WRITTEN TASK:
Can you reproduce verbatim every line from the start of the entries through the line containing "tier-symbol: δ xyxy=(448,446,462,470)", including both ends?

>> Start DATA SECTION

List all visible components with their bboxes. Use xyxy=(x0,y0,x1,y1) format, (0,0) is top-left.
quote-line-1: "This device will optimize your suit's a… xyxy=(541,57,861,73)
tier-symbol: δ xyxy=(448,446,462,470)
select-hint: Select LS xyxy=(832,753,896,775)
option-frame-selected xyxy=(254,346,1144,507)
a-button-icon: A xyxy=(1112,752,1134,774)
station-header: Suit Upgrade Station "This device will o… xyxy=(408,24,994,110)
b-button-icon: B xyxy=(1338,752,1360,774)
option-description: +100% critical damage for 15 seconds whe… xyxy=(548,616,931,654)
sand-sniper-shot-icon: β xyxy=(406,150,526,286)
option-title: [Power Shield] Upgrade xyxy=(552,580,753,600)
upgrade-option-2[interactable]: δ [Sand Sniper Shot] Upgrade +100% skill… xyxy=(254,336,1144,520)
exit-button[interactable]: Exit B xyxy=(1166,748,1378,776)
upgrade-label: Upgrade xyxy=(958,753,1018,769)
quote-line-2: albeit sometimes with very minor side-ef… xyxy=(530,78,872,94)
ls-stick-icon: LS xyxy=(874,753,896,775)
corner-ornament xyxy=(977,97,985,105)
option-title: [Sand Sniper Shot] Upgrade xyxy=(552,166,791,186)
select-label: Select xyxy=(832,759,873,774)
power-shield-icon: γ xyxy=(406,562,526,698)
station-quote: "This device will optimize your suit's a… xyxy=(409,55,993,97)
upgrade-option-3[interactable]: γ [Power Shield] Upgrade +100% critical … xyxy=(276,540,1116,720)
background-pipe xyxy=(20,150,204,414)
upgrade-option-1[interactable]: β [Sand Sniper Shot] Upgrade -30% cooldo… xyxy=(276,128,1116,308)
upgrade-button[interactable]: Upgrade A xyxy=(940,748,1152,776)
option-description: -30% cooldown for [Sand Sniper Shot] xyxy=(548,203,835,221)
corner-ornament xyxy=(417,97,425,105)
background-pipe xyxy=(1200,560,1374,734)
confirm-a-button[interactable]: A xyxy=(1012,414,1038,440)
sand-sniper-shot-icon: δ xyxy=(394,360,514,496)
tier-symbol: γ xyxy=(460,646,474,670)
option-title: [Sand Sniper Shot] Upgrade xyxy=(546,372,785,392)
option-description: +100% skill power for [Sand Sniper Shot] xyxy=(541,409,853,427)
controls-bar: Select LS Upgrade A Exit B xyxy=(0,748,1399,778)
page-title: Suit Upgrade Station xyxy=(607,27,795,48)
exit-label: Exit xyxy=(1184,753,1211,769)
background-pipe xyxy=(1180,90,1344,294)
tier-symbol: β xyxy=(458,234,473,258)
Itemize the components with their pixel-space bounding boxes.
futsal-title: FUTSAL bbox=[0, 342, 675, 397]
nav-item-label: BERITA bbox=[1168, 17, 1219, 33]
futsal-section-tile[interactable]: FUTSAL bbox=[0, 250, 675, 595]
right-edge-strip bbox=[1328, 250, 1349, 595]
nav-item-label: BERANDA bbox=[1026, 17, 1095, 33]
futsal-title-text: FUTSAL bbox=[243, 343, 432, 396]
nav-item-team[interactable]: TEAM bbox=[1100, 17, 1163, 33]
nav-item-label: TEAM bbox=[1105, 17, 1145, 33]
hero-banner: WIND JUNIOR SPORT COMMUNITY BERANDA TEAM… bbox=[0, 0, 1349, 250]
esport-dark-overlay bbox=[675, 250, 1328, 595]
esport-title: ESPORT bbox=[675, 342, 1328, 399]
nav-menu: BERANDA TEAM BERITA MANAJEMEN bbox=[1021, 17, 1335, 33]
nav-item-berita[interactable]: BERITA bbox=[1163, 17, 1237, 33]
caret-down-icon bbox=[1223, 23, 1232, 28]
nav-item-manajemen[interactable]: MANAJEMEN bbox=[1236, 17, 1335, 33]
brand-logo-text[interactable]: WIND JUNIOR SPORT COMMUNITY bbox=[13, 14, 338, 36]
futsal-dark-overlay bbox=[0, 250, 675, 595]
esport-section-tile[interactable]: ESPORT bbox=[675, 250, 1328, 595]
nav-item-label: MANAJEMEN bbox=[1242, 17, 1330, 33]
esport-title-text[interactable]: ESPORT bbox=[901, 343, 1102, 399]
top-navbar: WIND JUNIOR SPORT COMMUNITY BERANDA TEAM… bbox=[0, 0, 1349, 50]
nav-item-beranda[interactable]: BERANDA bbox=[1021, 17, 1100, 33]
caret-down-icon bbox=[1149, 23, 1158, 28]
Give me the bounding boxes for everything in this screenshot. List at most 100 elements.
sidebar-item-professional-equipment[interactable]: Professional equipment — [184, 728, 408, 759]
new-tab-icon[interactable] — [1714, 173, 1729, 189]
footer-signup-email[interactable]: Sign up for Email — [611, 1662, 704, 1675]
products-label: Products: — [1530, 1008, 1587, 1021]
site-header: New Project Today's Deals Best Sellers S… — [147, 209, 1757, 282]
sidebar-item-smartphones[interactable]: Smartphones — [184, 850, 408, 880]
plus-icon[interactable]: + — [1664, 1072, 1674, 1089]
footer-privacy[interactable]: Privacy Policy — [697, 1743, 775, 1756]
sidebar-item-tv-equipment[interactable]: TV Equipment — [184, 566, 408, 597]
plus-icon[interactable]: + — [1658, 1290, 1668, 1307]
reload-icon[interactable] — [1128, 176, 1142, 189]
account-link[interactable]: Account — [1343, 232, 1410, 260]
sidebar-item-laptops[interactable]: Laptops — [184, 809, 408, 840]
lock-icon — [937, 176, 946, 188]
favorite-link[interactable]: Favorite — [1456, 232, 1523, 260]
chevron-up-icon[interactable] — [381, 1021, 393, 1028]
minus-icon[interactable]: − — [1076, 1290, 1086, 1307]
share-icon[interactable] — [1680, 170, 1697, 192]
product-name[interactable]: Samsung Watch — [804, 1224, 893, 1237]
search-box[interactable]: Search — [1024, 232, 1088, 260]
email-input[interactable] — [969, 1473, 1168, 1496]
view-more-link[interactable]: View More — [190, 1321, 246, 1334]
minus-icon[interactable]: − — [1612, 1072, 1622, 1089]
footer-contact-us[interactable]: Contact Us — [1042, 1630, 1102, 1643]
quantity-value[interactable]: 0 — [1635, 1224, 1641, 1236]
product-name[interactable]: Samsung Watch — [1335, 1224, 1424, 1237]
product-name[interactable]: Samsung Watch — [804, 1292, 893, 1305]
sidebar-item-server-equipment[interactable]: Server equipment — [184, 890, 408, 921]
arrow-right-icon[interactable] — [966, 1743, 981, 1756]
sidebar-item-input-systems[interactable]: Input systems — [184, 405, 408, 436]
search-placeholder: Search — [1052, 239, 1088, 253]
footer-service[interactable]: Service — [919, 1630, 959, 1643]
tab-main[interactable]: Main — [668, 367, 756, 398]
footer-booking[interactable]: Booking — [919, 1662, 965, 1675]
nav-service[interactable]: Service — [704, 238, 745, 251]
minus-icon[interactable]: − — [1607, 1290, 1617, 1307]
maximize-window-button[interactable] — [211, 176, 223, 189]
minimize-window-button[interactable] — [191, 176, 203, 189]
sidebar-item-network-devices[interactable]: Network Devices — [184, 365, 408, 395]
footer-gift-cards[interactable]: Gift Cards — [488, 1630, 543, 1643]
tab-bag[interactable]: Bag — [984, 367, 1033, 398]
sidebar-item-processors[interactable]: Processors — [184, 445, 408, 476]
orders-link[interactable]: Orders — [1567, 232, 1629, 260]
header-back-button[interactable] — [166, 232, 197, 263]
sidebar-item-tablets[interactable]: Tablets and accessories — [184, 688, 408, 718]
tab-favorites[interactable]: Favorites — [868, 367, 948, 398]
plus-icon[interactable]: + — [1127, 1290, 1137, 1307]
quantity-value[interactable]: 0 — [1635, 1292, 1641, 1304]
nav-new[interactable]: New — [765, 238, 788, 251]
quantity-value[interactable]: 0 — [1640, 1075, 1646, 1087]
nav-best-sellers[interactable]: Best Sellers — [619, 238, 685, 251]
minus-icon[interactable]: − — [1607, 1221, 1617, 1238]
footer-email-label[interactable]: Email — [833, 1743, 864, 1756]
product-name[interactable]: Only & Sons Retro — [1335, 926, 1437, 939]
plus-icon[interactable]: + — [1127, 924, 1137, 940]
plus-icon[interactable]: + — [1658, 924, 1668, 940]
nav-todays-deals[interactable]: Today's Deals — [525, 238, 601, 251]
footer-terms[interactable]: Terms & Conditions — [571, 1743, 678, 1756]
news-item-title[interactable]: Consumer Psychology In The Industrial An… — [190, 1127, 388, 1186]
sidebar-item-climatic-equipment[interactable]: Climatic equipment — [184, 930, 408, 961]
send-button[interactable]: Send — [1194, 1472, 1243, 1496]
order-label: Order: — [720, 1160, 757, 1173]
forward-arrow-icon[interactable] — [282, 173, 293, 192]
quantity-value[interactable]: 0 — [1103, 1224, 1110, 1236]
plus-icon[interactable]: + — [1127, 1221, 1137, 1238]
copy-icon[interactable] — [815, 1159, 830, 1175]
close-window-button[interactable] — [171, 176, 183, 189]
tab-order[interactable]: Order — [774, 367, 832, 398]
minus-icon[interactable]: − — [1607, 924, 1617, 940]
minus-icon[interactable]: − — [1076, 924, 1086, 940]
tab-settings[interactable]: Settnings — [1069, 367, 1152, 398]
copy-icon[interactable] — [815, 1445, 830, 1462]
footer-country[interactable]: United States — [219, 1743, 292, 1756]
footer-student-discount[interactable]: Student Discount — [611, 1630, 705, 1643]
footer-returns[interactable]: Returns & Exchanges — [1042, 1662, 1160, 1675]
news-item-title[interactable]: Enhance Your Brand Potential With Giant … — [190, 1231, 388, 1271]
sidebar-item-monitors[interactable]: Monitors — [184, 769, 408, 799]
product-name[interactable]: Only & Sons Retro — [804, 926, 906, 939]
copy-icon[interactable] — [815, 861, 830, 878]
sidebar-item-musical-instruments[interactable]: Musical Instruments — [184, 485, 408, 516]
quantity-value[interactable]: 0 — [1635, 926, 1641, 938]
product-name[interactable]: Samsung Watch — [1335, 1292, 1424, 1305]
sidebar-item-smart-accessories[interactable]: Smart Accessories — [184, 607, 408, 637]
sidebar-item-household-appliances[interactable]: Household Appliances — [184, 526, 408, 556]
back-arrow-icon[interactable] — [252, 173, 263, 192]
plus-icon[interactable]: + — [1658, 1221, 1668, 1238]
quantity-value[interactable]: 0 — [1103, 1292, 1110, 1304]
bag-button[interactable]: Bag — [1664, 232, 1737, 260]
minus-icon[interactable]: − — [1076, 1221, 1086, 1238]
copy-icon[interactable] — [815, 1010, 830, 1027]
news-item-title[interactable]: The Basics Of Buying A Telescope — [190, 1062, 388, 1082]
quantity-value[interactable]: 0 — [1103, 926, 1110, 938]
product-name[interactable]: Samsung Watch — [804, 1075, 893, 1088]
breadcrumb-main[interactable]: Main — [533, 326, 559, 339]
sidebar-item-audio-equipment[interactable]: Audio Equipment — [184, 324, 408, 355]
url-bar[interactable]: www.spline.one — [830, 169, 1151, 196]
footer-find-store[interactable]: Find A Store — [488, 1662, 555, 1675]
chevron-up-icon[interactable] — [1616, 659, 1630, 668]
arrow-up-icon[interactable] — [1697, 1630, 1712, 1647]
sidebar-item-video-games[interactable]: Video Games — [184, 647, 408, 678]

>> End DATA SECTION

ANSWER TO THIS TASK:
List all visible components with their bboxes. Use xyxy=(x0,y0,x1,y1) format, (0,0) is top-left.
quote-line-1: "This device will optimize your suit's a… xyxy=(541,57,861,73)
tier-symbol: δ xyxy=(448,446,462,470)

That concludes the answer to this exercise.